- [Items from a dataset]
>> Begin
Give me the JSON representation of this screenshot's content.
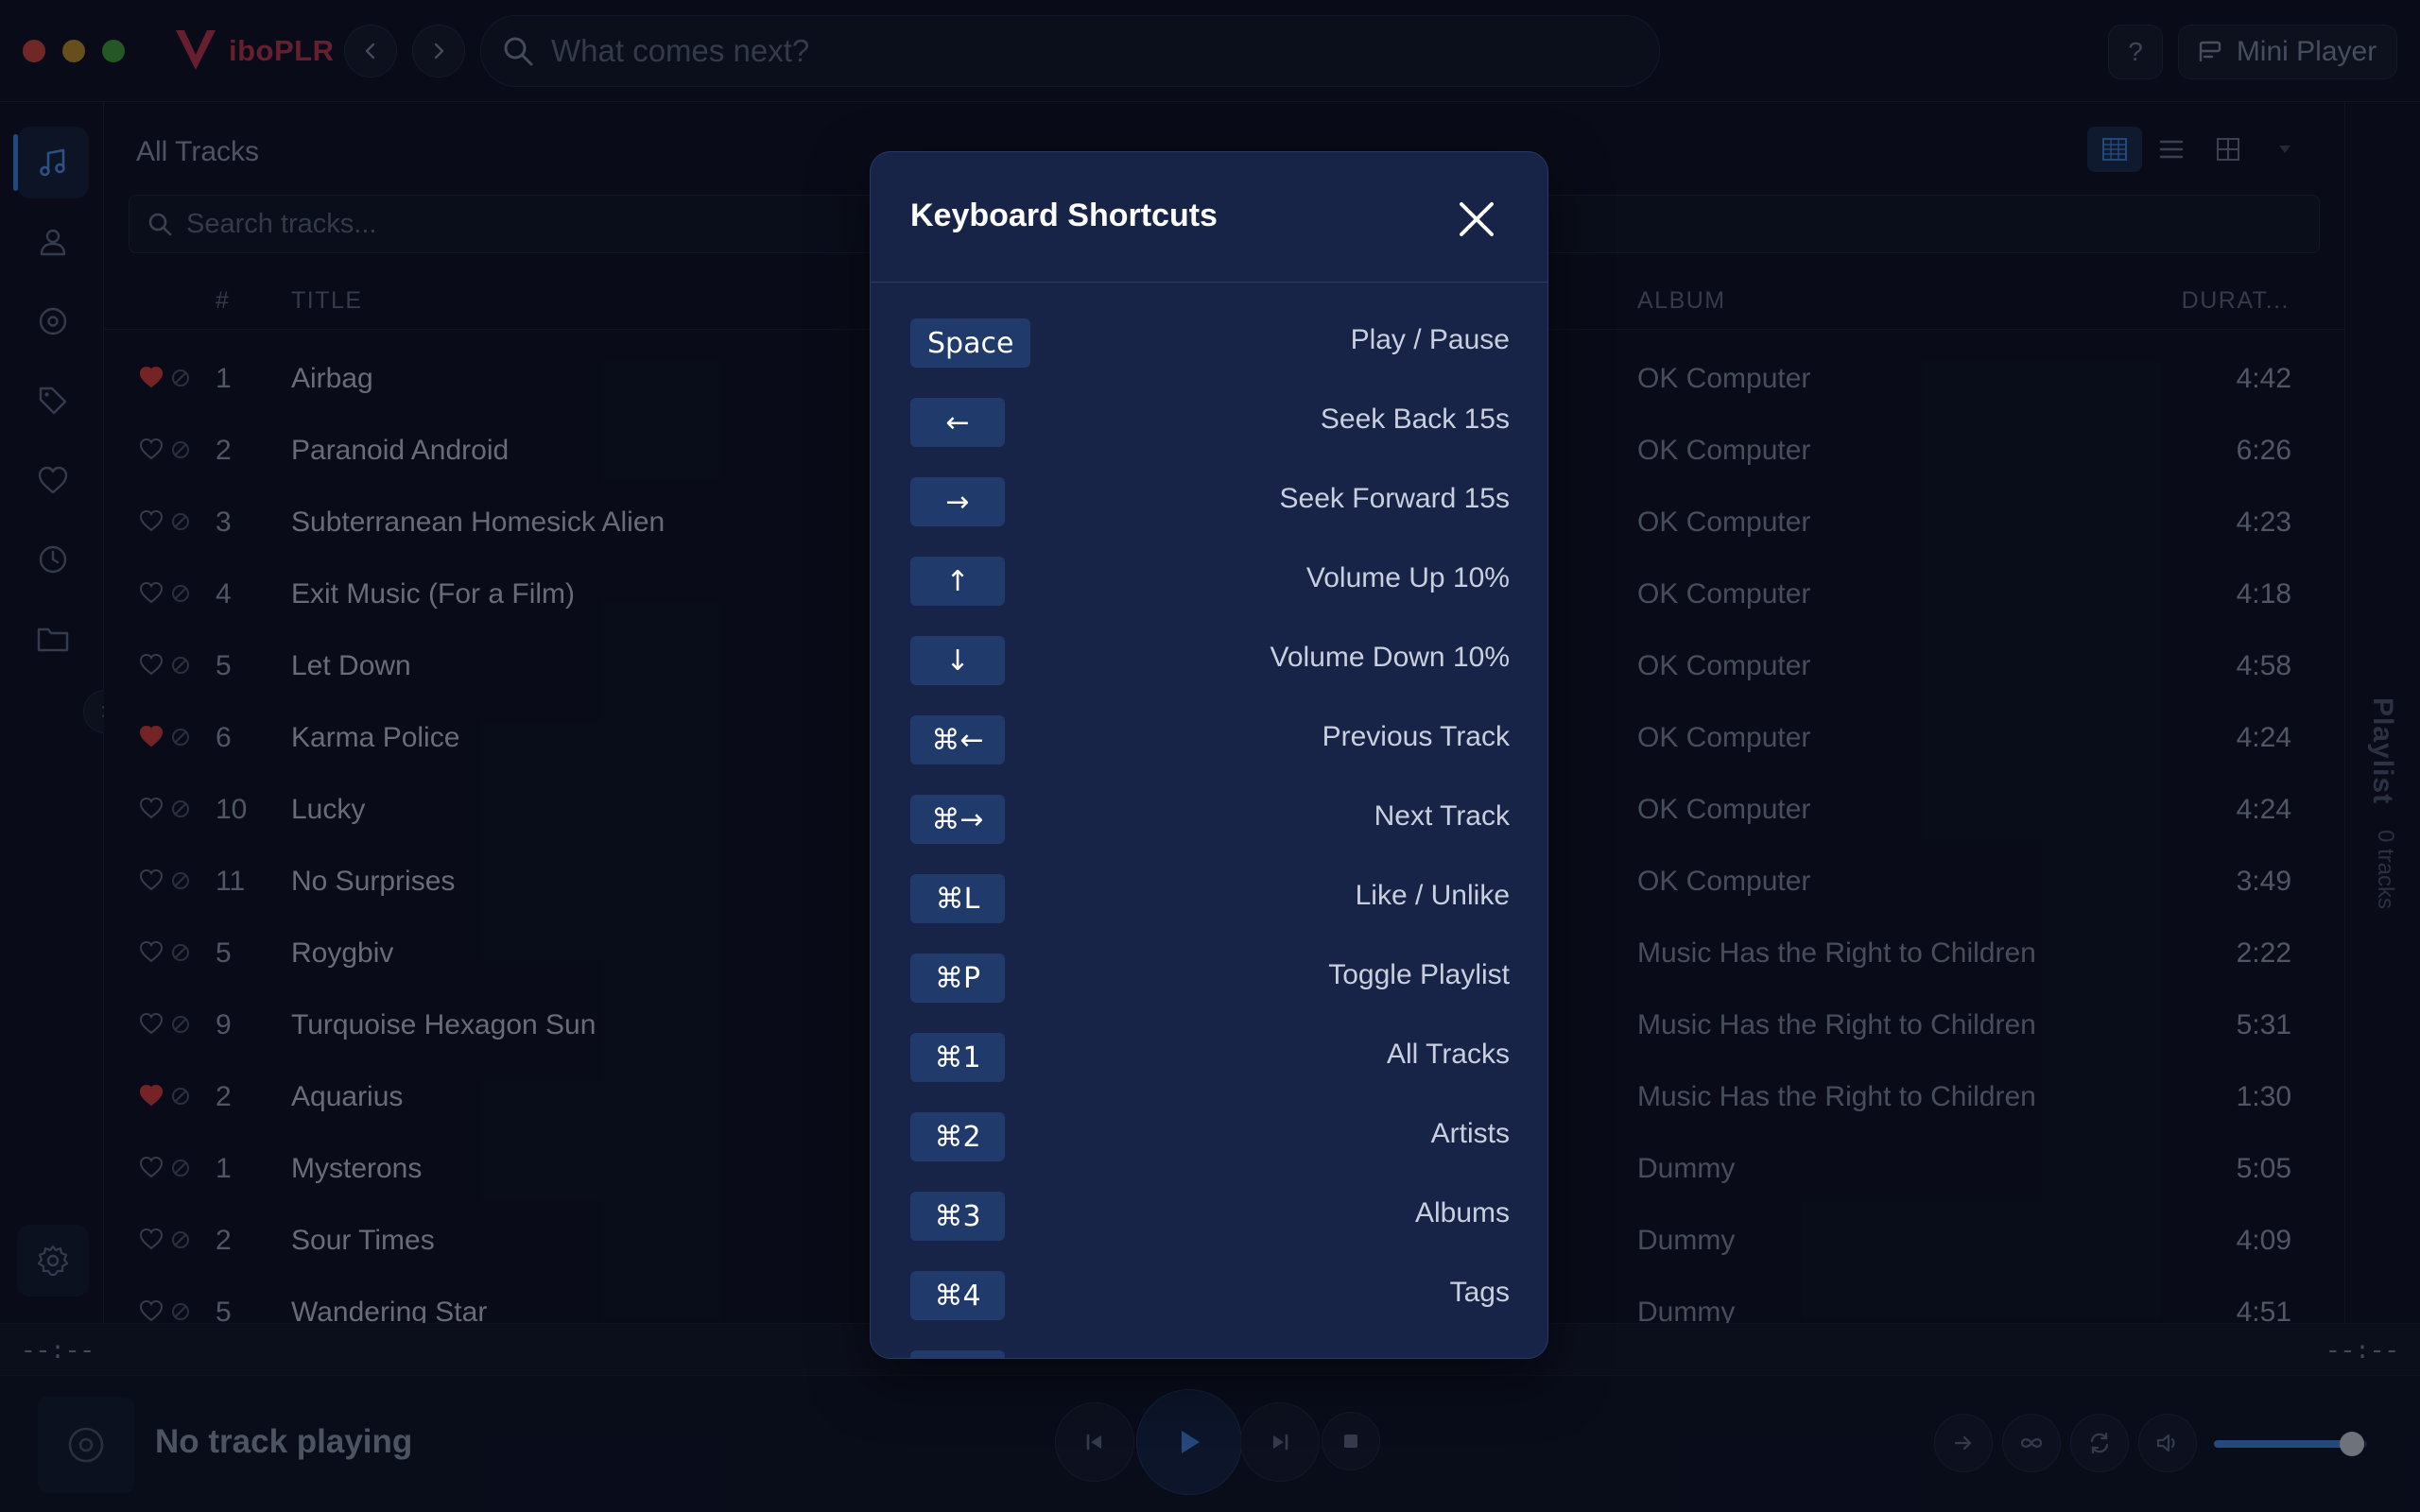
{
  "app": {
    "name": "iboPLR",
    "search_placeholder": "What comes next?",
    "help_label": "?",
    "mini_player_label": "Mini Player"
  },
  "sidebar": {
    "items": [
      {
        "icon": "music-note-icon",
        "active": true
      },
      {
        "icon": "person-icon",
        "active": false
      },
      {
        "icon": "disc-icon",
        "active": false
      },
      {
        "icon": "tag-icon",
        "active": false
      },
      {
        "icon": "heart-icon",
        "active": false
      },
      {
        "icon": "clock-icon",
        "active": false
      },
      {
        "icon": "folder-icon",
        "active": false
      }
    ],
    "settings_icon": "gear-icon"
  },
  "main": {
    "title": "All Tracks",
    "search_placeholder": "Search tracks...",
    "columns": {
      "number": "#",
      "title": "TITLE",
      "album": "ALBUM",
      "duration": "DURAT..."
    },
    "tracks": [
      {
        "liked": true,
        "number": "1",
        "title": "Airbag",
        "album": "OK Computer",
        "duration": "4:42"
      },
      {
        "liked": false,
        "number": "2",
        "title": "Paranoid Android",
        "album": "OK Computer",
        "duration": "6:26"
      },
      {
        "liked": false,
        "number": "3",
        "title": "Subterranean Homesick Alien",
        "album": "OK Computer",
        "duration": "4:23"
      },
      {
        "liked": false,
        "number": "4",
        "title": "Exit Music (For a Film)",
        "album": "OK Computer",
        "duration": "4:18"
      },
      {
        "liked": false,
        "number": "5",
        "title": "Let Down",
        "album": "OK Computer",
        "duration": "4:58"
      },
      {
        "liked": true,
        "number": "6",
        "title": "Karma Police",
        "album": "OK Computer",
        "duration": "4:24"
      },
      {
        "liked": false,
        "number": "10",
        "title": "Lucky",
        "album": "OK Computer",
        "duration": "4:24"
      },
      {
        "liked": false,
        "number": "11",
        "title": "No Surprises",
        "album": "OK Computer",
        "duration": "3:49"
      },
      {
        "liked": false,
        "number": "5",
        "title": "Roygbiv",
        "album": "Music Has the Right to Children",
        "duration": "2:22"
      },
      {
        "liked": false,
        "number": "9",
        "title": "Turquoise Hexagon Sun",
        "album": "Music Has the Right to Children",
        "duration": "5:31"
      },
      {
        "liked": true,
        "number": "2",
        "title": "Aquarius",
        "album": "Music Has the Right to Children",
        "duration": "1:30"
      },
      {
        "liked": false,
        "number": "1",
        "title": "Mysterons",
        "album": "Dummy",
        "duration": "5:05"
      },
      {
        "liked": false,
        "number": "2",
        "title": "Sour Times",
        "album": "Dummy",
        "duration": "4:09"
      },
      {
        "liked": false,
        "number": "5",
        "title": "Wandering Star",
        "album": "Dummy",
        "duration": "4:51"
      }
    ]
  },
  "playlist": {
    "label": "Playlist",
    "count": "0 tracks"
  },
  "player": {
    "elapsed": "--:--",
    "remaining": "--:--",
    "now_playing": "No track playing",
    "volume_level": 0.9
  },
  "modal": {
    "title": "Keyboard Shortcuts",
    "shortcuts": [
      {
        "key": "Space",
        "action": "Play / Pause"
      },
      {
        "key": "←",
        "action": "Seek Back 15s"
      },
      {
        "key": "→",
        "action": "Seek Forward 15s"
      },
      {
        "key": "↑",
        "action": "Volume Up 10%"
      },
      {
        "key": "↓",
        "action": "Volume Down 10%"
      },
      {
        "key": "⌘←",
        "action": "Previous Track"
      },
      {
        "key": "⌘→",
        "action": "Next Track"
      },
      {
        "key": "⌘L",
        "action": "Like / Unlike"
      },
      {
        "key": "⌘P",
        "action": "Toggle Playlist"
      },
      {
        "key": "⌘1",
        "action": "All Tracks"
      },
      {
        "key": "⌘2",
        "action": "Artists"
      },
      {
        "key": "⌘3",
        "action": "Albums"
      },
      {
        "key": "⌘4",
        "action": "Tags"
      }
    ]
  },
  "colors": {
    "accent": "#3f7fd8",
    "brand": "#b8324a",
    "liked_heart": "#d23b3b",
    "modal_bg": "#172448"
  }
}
>> End
- [REQUIRED TASK] Return each line of the data, keeping its wording exact and omitting pictures.

- [THE OUTPUT]
Give me the JSON representation of this screenshot's content.
{
  "app": {
    "name": "iboPLR",
    "search_placeholder": "What comes next?",
    "help_label": "?",
    "mini_player_label": "Mini Player"
  },
  "sidebar": {
    "items": [
      {
        "icon": "music-note-icon",
        "active": true
      },
      {
        "icon": "person-icon",
        "active": false
      },
      {
        "icon": "disc-icon",
        "active": false
      },
      {
        "icon": "tag-icon",
        "active": false
      },
      {
        "icon": "heart-icon",
        "active": false
      },
      {
        "icon": "clock-icon",
        "active": false
      },
      {
        "icon": "folder-icon",
        "active": false
      }
    ],
    "settings_icon": "gear-icon"
  },
  "main": {
    "title": "All Tracks",
    "search_placeholder": "Search tracks...",
    "columns": {
      "number": "#",
      "title": "TITLE",
      "album": "ALBUM",
      "duration": "DURAT..."
    },
    "tracks": [
      {
        "liked": true,
        "number": "1",
        "title": "Airbag",
        "album": "OK Computer",
        "duration": "4:42"
      },
      {
        "liked": false,
        "number": "2",
        "title": "Paranoid Android",
        "album": "OK Computer",
        "duration": "6:26"
      },
      {
        "liked": false,
        "number": "3",
        "title": "Subterranean Homesick Alien",
        "album": "OK Computer",
        "duration": "4:23"
      },
      {
        "liked": false,
        "number": "4",
        "title": "Exit Music (For a Film)",
        "album": "OK Computer",
        "duration": "4:18"
      },
      {
        "liked": false,
        "number": "5",
        "title": "Let Down",
        "album": "OK Computer",
        "duration": "4:58"
      },
      {
        "liked": true,
        "number": "6",
        "title": "Karma Police",
        "album": "OK Computer",
        "duration": "4:24"
      },
      {
        "liked": false,
        "number": "10",
        "title": "Lucky",
        "album": "OK Computer",
        "duration": "4:24"
      },
      {
        "liked": false,
        "number": "11",
        "title": "No Surprises",
        "album": "OK Computer",
        "duration": "3:49"
      },
      {
        "liked": false,
        "number": "5",
        "title": "Roygbiv",
        "album": "Music Has the Right to Children",
        "duration": "2:22"
      },
      {
        "liked": false,
        "number": "9",
        "title": "Turquoise Hexagon Sun",
        "album": "Music Has the Right to Children",
        "duration": "5:31"
      },
      {
        "liked": true,
        "number": "2",
        "title": "Aquarius",
        "album": "Music Has the Right to Children",
        "duration": "1:30"
      },
      {
        "liked": false,
        "number": "1",
        "title": "Mysterons",
        "album": "Dummy",
        "duration": "5:05"
      },
      {
        "liked": false,
        "number": "2",
        "title": "Sour Times",
        "album": "Dummy",
        "duration": "4:09"
      },
      {
        "liked": false,
        "number": "5",
        "title": "Wandering Star",
        "album": "Dummy",
        "duration": "4:51"
      }
    ]
  },
  "playlist": {
    "label": "Playlist",
    "count": "0 tracks"
  },
  "player": {
    "elapsed": "--:--",
    "remaining": "--:--",
    "now_playing": "No track playing",
    "volume_level": 0.9
  },
  "modal": {
    "title": "Keyboard Shortcuts",
    "shortcuts": [
      {
        "key": "Space",
        "action": "Play / Pause"
      },
      {
        "key": "←",
        "action": "Seek Back 15s"
      },
      {
        "key": "→",
        "action": "Seek Forward 15s"
      },
      {
        "key": "↑",
        "action": "Volume Up 10%"
      },
      {
        "key": "↓",
        "action": "Volume Down 10%"
      },
      {
        "key": "⌘←",
        "action": "Previous Track"
      },
      {
        "key": "⌘→",
        "action": "Next Track"
      },
      {
        "key": "⌘L",
        "action": "Like / Unlike"
      },
      {
        "key": "⌘P",
        "action": "Toggle Playlist"
      },
      {
        "key": "⌘1",
        "action": "All Tracks"
      },
      {
        "key": "⌘2",
        "action": "Artists"
      },
      {
        "key": "⌘3",
        "action": "Albums"
      },
      {
        "key": "⌘4",
        "action": "Tags"
      }
    ]
  },
  "colors": {
    "accent": "#3f7fd8",
    "brand": "#b8324a",
    "liked_heart": "#d23b3b",
    "modal_bg": "#172448"
  }
}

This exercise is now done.